= EXTRACTED INFORMATION =
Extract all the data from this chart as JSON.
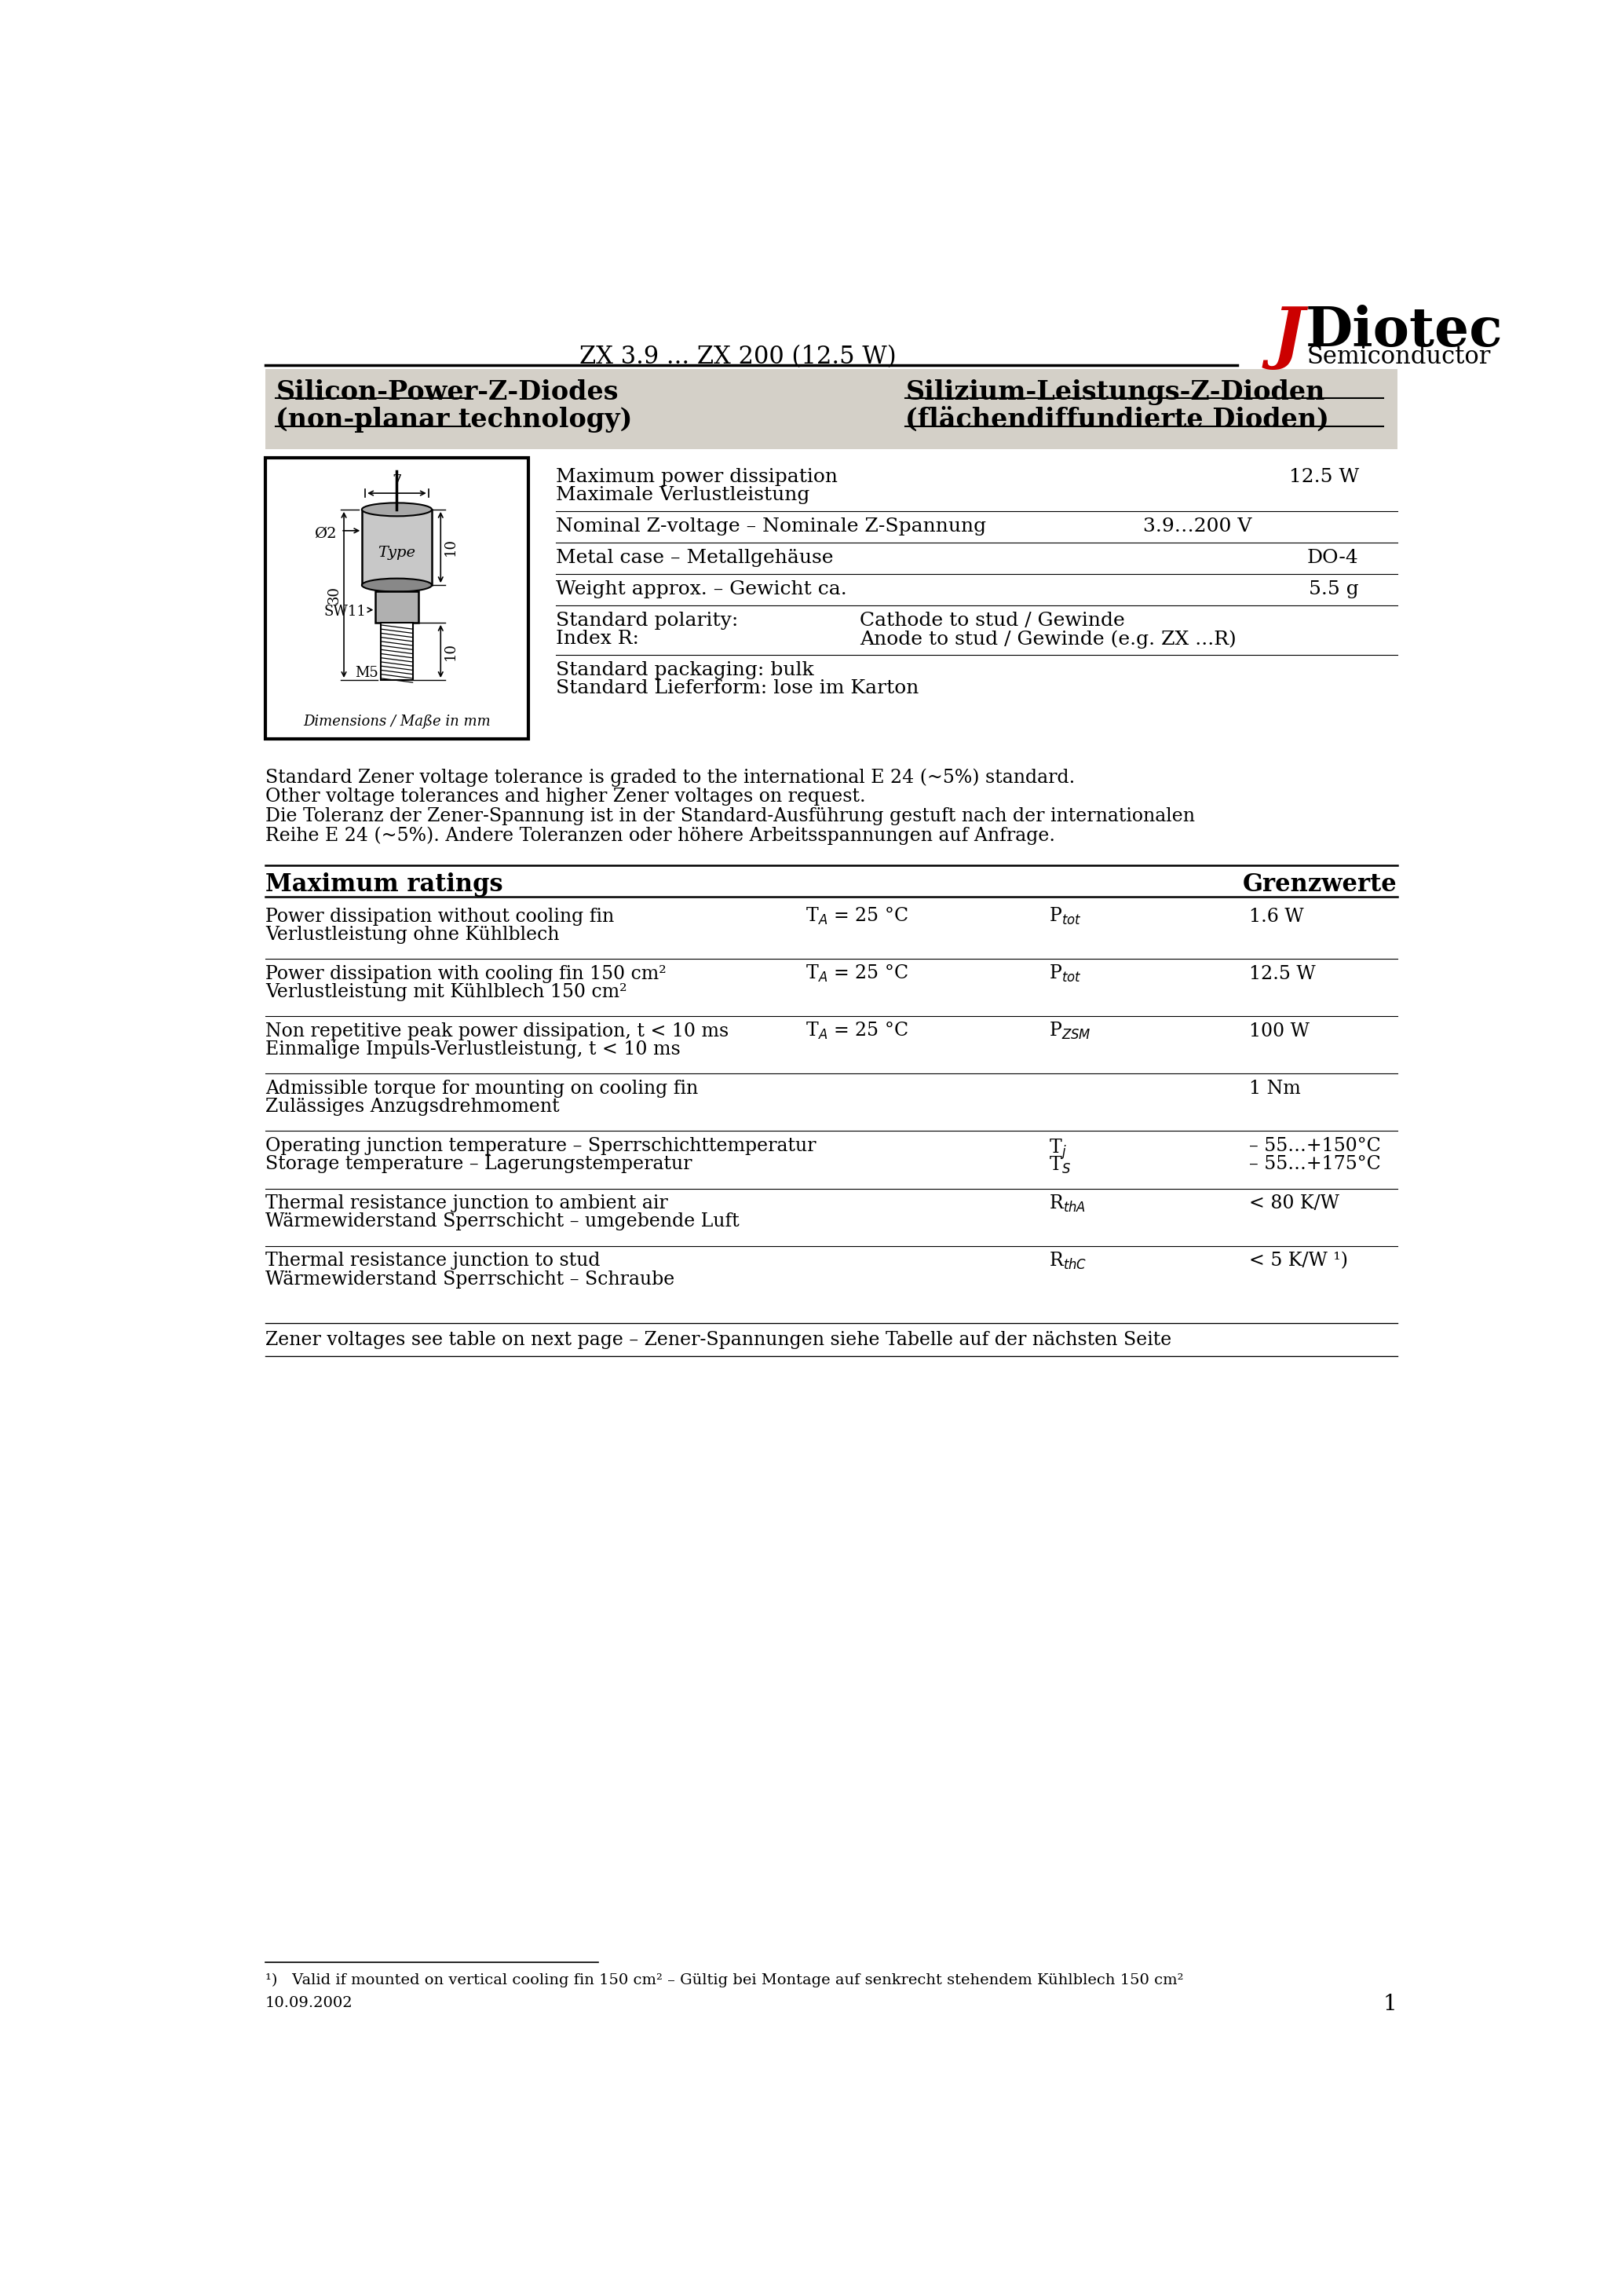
{
  "title_center": "ZX 3.9 ... ZX 200 (12.5 W)",
  "logo_text1": "Diotec",
  "logo_text2": "Semiconductor",
  "subtitle_left1": "Silicon-Power-Z-Diodes",
  "subtitle_left2": "(non-planar technology)",
  "subtitle_right1": "Silizium-Leistungs-Z-Dioden",
  "subtitle_right2": "(flächendiffundierte Dioden)",
  "tolerance_text": [
    "Standard Zener voltage tolerance is graded to the international E 24 (~5%) standard.",
    "Other voltage tolerances and higher Zener voltages on request.",
    "Die Toleranz der Zener-Spannung ist in der Standard-Ausführung gestuft nach der internationalen",
    "Reihe E 24 (~5%). Andere Toleranzen oder höhere Arbeitsspannungen auf Anfrage."
  ],
  "max_ratings_left": "Maximum ratings",
  "max_ratings_right": "Grenzwerte",
  "zener_note": "Zener voltages see table on next page – Zener-Spannungen siehe Tabelle auf der nächsten Seite",
  "footnote": "¹)   Valid if mounted on vertical cooling fin 150 cm² – Gültig bei Montage auf senkrecht stehendem Kühlblech 150 cm²",
  "date": "10.09.2002",
  "page": "1",
  "bg_color": "#ffffff",
  "header_bg": "#d4d0c8",
  "red": "#cc0000"
}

= AIM OF THE EXERCISE =
Your task is to repeat the data above exactly while excluding the pictures.

= TASK ANSWER =
Extract all the data from this chart as JSON.
{
  "title_center": "ZX 3.9 ... ZX 200 (12.5 W)",
  "logo_text1": "Diotec",
  "logo_text2": "Semiconductor",
  "subtitle_left1": "Silicon-Power-Z-Diodes",
  "subtitle_left2": "(non-planar technology)",
  "subtitle_right1": "Silizium-Leistungs-Z-Dioden",
  "subtitle_right2": "(flächendiffundierte Dioden)",
  "tolerance_text": [
    "Standard Zener voltage tolerance is graded to the international E 24 (~5%) standard.",
    "Other voltage tolerances and higher Zener voltages on request.",
    "Die Toleranz der Zener-Spannung ist in der Standard-Ausführung gestuft nach der internationalen",
    "Reihe E 24 (~5%). Andere Toleranzen oder höhere Arbeitsspannungen auf Anfrage."
  ],
  "max_ratings_left": "Maximum ratings",
  "max_ratings_right": "Grenzwerte",
  "zener_note": "Zener voltages see table on next page – Zener-Spannungen siehe Tabelle auf der nächsten Seite",
  "footnote": "¹)   Valid if mounted on vertical cooling fin 150 cm² – Gültig bei Montage auf senkrecht stehendem Kühlblech 150 cm²",
  "date": "10.09.2002",
  "page": "1",
  "bg_color": "#ffffff",
  "header_bg": "#d4d0c8",
  "red": "#cc0000"
}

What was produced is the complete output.